Data for this task
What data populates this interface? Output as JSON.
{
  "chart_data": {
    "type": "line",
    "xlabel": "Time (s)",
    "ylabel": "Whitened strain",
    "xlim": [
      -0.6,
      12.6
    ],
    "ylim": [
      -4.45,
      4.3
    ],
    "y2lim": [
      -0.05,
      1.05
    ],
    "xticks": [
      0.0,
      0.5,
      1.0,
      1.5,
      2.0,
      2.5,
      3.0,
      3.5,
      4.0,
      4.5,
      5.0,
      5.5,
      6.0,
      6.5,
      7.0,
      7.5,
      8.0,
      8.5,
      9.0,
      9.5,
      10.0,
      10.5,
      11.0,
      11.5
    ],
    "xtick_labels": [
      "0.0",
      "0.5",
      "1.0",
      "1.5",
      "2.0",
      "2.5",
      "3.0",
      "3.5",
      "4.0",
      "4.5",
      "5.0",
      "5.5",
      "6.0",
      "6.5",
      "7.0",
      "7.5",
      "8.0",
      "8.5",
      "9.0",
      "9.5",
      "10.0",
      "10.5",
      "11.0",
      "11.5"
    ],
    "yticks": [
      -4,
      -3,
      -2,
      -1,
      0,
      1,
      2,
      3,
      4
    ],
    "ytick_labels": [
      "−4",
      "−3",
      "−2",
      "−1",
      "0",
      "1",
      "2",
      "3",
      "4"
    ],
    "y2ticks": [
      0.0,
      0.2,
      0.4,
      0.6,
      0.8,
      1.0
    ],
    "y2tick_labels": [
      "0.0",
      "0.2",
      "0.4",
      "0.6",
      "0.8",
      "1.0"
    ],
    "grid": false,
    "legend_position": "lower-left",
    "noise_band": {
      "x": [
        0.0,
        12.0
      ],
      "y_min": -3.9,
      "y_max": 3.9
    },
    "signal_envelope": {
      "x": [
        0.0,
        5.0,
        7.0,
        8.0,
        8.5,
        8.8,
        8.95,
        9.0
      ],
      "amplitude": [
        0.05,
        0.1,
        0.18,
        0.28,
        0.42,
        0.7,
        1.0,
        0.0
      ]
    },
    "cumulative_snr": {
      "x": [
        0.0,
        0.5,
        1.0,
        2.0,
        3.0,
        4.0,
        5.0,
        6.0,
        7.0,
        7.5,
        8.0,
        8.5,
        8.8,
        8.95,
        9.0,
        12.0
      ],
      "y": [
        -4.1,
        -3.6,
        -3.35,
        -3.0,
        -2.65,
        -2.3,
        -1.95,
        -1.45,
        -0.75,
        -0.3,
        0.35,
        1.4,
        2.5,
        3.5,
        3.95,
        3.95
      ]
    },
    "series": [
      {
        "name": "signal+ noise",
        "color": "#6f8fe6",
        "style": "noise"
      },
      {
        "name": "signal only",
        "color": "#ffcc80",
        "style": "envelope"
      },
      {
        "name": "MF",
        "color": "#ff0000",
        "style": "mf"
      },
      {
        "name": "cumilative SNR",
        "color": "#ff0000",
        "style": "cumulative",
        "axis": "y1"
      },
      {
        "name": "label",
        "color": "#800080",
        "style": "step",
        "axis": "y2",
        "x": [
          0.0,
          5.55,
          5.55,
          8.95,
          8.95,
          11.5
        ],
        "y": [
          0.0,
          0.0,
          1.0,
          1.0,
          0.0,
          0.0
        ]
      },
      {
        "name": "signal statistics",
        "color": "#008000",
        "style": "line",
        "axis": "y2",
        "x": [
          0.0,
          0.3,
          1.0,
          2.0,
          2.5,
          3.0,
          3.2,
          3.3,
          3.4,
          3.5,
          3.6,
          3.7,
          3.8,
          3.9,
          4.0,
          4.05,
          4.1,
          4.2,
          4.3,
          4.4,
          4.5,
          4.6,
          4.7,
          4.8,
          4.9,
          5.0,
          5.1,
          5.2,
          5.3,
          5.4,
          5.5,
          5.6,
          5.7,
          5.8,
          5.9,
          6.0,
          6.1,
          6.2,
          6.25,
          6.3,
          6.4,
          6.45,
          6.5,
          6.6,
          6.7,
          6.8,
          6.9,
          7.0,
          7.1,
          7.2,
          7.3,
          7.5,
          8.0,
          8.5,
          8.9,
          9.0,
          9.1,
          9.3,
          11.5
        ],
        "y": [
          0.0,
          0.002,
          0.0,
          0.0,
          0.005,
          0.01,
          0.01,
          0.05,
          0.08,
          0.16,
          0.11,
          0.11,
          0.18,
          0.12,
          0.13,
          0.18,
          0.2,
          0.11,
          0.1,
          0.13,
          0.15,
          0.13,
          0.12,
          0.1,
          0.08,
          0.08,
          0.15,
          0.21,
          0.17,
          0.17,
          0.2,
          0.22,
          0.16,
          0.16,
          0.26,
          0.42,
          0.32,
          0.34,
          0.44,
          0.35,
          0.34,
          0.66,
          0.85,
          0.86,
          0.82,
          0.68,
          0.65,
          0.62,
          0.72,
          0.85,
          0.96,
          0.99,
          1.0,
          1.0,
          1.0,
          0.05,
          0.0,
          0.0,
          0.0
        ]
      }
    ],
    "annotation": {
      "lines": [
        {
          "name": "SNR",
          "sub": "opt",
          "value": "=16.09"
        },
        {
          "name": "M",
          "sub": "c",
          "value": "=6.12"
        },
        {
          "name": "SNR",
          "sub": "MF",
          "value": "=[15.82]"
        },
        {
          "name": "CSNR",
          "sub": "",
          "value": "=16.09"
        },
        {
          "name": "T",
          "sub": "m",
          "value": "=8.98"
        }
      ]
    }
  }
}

Instructions to follow
Look through the listing and extract every line with "value" in it.

Task solution
          "value": "=16.09"
          "value": "=6.12"
          "value": "=[15.82]"
          "value": "=16.09"
          "value": "=8.98"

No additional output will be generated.